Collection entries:
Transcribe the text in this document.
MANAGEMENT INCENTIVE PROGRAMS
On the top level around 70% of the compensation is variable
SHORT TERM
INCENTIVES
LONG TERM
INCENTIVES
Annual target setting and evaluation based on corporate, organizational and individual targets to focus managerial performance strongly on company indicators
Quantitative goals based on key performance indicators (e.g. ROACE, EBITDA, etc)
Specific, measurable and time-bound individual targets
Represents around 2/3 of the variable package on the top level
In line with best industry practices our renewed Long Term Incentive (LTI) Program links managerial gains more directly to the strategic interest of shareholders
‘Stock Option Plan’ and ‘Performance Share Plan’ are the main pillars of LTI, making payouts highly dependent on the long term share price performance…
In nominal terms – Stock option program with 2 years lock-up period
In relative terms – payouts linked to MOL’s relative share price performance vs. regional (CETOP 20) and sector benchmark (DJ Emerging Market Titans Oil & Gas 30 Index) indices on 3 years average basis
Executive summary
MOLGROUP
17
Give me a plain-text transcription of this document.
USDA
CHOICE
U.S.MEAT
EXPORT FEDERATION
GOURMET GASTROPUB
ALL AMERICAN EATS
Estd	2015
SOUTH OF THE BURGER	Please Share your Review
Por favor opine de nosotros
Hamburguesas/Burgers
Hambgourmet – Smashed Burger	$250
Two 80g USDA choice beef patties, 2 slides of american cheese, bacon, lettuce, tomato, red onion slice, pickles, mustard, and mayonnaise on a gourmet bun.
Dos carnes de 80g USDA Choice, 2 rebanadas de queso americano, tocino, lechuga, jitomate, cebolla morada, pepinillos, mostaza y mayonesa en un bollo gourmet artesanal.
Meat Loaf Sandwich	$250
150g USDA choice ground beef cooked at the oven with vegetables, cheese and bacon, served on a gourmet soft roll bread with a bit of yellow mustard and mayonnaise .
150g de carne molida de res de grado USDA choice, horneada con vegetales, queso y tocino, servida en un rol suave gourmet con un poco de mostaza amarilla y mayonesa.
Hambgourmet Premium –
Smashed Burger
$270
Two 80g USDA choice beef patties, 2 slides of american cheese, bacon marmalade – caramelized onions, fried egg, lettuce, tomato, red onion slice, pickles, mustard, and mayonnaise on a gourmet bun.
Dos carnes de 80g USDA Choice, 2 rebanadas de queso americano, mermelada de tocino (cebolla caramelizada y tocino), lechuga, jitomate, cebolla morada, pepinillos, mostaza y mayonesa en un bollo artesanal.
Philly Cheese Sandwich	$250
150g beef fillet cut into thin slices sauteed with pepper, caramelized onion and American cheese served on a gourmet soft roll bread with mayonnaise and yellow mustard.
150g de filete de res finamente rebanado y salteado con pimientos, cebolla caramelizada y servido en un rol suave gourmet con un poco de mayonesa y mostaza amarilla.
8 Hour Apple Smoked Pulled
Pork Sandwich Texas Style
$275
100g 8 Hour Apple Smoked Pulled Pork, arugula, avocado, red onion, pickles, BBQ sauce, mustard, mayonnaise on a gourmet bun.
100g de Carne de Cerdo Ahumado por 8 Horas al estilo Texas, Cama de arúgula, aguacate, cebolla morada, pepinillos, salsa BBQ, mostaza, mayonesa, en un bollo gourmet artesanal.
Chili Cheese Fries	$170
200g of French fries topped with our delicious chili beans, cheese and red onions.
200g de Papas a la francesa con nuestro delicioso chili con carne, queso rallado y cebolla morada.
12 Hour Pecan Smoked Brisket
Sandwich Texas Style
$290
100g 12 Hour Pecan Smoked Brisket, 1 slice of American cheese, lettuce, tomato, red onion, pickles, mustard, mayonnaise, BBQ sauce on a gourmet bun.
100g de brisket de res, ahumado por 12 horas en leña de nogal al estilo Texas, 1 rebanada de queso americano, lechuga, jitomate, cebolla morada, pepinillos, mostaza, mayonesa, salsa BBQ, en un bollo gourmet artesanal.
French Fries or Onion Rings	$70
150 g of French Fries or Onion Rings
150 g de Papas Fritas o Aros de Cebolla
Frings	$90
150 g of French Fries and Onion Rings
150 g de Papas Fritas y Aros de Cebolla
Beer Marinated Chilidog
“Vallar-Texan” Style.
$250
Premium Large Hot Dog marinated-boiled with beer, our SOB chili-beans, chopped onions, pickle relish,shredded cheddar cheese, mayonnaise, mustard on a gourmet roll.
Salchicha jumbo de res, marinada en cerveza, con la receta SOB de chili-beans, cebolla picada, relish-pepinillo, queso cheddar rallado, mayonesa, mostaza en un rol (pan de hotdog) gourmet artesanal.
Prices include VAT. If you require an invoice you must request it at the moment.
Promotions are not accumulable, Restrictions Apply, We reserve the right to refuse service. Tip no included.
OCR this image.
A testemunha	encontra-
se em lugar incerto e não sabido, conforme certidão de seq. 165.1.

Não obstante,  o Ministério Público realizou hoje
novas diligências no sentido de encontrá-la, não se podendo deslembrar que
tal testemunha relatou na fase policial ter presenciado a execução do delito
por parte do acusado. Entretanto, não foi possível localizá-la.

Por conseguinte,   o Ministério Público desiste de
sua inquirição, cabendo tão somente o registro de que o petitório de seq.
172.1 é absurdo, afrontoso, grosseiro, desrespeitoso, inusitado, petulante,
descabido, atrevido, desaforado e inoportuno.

◆ Goal ◆
Produce a verbatim transcription of the entries above.

◆ Result for this task ◆
Transcribe the text in this document.
MANAGEMENT INCENTIVE PROGRAMS
On the top level around 70% of the compensation is variable
SHORT TERM
INCENTIVES
LONG TERM
INCENTIVES
Annual target setting and evaluation based on corporate, organizational and individual targets to focus managerial performance strongly on company indicators
Quantitative goals based on key performance indicators (e.g. ROACE, EBITDA, etc)
Specific, measurable and time-bound individual targets
Represents around 2/3 of the variable package on the top level
In line with best industry practices our renewed Long Term Incentive (LTI) Program links managerial gains more directly to the strategic interest of shareholders
‘Stock Option Plan’ and ‘Performance Share Plan’ are the main pillars of LTI, making payouts highly dependent on the long term share price performance…
In nominal terms – Stock option program with 2 years lock-up period
In relative terms – payouts linked to MOL’s relative share price performance vs. regional (CETOP 20) and sector benchmark (DJ Emerging Market Titans Oil & Gas 30 Index) indices on 3 years average basis
Executive summary
MOLGROUP
17
Give me a plain-text transcription of this document.
USDA
CHOICE
U.S.MEAT
EXPORT FEDERATION
GOURMET GASTROPUB
ALL AMERICAN EATS
Estd	2015
SOUTH OF THE BURGER	Please Share your Review
Por favor opine de nosotros
Hamburguesas/Burgers
Hambgourmet – Smashed Burger	$250
Two 80g USDA choice beef patties, 2 slides of american cheese, bacon, lettuce, tomato, red onion slice, pickles, mustard, and mayonnaise on a gourmet bun.
Dos carnes de 80g USDA Choice, 2 rebanadas de queso americano, tocino, lechuga, jitomate, cebolla morada, pepinillos, mostaza y mayonesa en un bollo gourmet artesanal.
Meat Loaf Sandwich	$250
150g USDA choice ground beef cooked at the oven with vegetables, cheese and bacon, served on a gourmet soft roll bread with a bit of yellow mustard and mayonnaise .
150g de carne molida de res de grado USDA choice, horneada con vegetales, queso y tocino, servida en un rol suave gourmet con un poco de mostaza amarilla y mayonesa.
Hambgourmet Premium –
Smashed Burger
$270
Two 80g USDA choice beef patties, 2 slides of american cheese, bacon marmalade – caramelized onions, fried egg, lettuce, tomato, red onion slice, pickles, mustard, and mayonnaise on a gourmet bun.
Dos carnes de 80g USDA Choice, 2 rebanadas de queso americano, mermelada de tocino (cebolla caramelizada y tocino), lechuga, jitomate, cebolla morada, pepinillos, mostaza y mayonesa en un bollo artesanal.
Philly Cheese Sandwich	$250
150g beef fillet cut into thin slices sauteed with pepper, caramelized onion and American cheese served on a gourmet soft roll bread with mayonnaise and yellow mustard.
150g de filete de res finamente rebanado y salteado con pimientos, cebolla caramelizada y servido en un rol suave gourmet con un poco de mayonesa y mostaza amarilla.
8 Hour Apple Smoked Pulled
Pork Sandwich Texas Style
$275
100g 8 Hour Apple Smoked Pulled Pork, arugula, avocado, red onion, pickles, BBQ sauce, mustard, mayonnaise on a gourmet bun.
100g de Carne de Cerdo Ahumado por 8 Horas al estilo Texas, Cama de arúgula, aguacate, cebolla morada, pepinillos, salsa BBQ, mostaza, mayonesa, en un bollo gourmet artesanal.
Chili Cheese Fries	$170
200g of French fries topped with our delicious chili beans, cheese and red onions.
200g de Papas a la francesa con nuestro delicioso chili con carne, queso rallado y cebolla morada.
12 Hour Pecan Smoked Brisket
Sandwich Texas Style
$290
100g 12 Hour Pecan Smoked Brisket, 1 slice of American cheese, lettuce, tomato, red onion, pickles, mustard, mayonnaise, BBQ sauce on a gourmet bun.
100g de brisket de res, ahumado por 12 horas en leña de nogal al estilo Texas, 1 rebanada de queso americano, lechuga, jitomate, cebolla morada, pepinillos, mostaza, mayonesa, salsa BBQ, en un bollo gourmet artesanal.
French Fries or Onion Rings	$70
150 g of French Fries or Onion Rings
150 g de Papas Fritas o Aros de Cebolla
Frings	$90
150 g of French Fries and Onion Rings
150 g de Papas Fritas y Aros de Cebolla
Beer Marinated Chilidog
“Vallar-Texan” Style.
$250
Premium Large Hot Dog marinated-boiled with beer, our SOB chili-beans, chopped onions, pickle relish,shredded cheddar cheese, mayonnaise, mustard on a gourmet roll.
Salchicha jumbo de res, marinada en cerveza, con la receta SOB de chili-beans, cebolla picada, relish-pepinillo, queso cheddar rallado, mayonesa, mostaza en un rol (pan de hotdog) gourmet artesanal.
Prices include VAT. If you require an invoice you must request it at the moment.
Promotions are not accumulable, Restrictions Apply, We reserve the right to refuse service. Tip no included.
OCR this image.
A testemunha	encontra-
se em lugar incerto e não sabido, conforme certidão de seq. 165.1.

Não obstante,  o Ministério Público realizou hoje
novas diligências no sentido de encontrá-la, não se podendo deslembrar que
tal testemunha relatou na fase policial ter presenciado a execução do delito
por parte do acusado. Entretanto, não foi possível localizá-la.

Por conseguinte,   o Ministério Público desiste de
sua inquirição, cabendo tão somente o registro de que o petitório de seq.
172.1 é absurdo, afrontoso, grosseiro, desrespeitoso, inusitado, petulante,
descabido, atrevido, desaforado e inoportuno.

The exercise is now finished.